Look for the string "Auger" in the lines and copy each line that has it.

• _ENTRIES SUPPLIED_:

------

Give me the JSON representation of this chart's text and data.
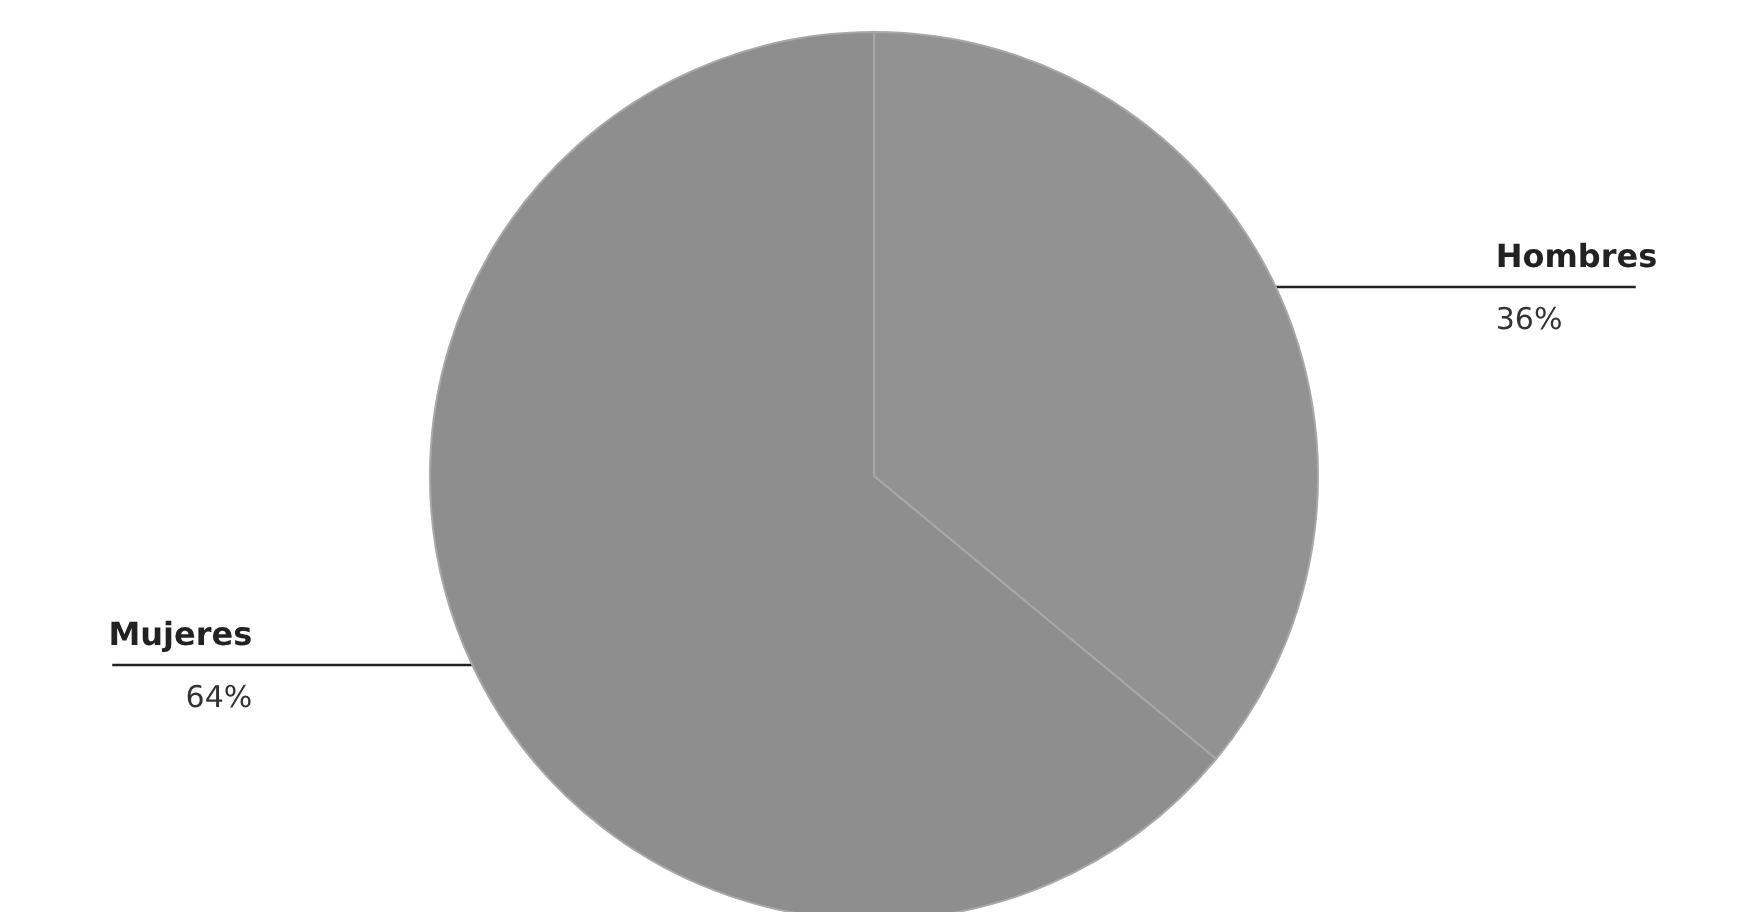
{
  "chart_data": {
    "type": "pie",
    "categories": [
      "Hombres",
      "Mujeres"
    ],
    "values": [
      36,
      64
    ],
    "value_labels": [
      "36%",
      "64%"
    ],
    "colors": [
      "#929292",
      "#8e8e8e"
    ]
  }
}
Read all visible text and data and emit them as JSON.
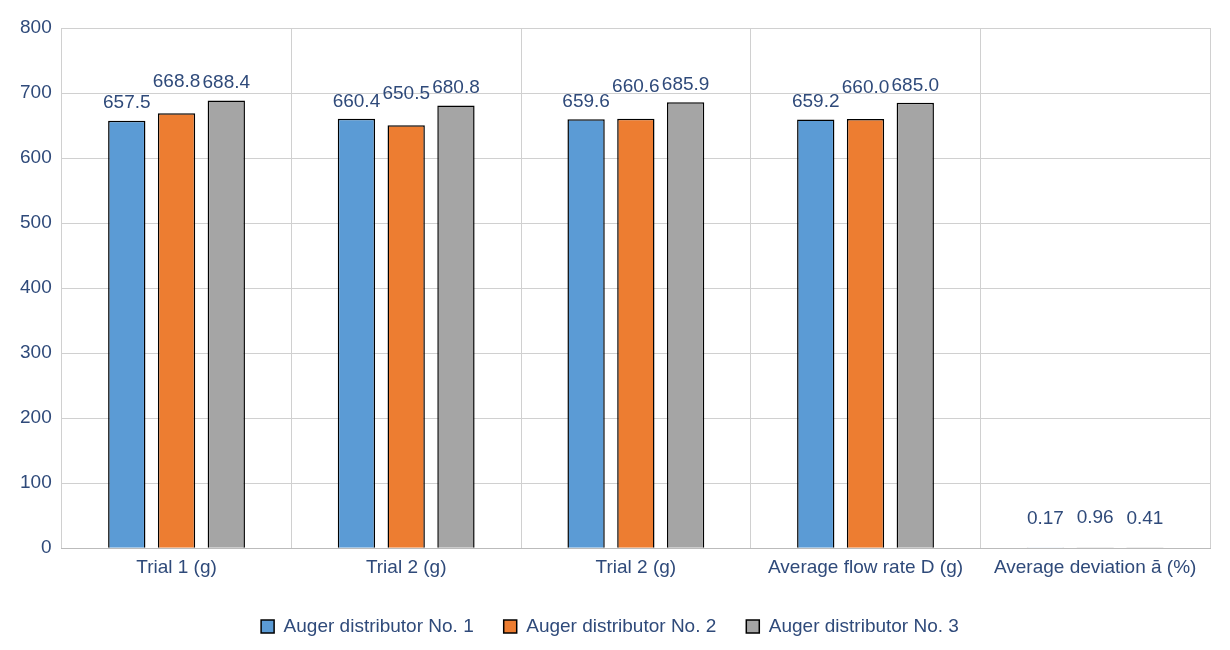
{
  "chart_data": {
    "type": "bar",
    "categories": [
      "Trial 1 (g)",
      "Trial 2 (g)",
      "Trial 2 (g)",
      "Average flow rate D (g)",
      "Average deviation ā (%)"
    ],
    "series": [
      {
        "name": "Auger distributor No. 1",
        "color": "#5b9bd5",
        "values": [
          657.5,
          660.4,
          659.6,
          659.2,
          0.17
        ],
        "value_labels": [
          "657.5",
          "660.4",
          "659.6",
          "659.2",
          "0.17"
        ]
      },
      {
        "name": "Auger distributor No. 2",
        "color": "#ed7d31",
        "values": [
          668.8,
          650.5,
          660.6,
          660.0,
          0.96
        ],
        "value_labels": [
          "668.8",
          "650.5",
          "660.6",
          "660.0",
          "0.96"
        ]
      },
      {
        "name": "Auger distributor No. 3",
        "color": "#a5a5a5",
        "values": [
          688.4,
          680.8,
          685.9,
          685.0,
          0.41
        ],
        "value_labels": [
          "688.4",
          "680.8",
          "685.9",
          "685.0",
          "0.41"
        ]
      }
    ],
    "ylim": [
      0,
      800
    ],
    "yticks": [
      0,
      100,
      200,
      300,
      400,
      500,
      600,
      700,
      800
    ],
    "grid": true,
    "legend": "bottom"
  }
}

------

• _RESULT OF THIS EXERCISE_:
        "name": "Auger distributor No. 1",
        "name": "Auger distributor No. 2",
        "name": "Auger distributor No. 3",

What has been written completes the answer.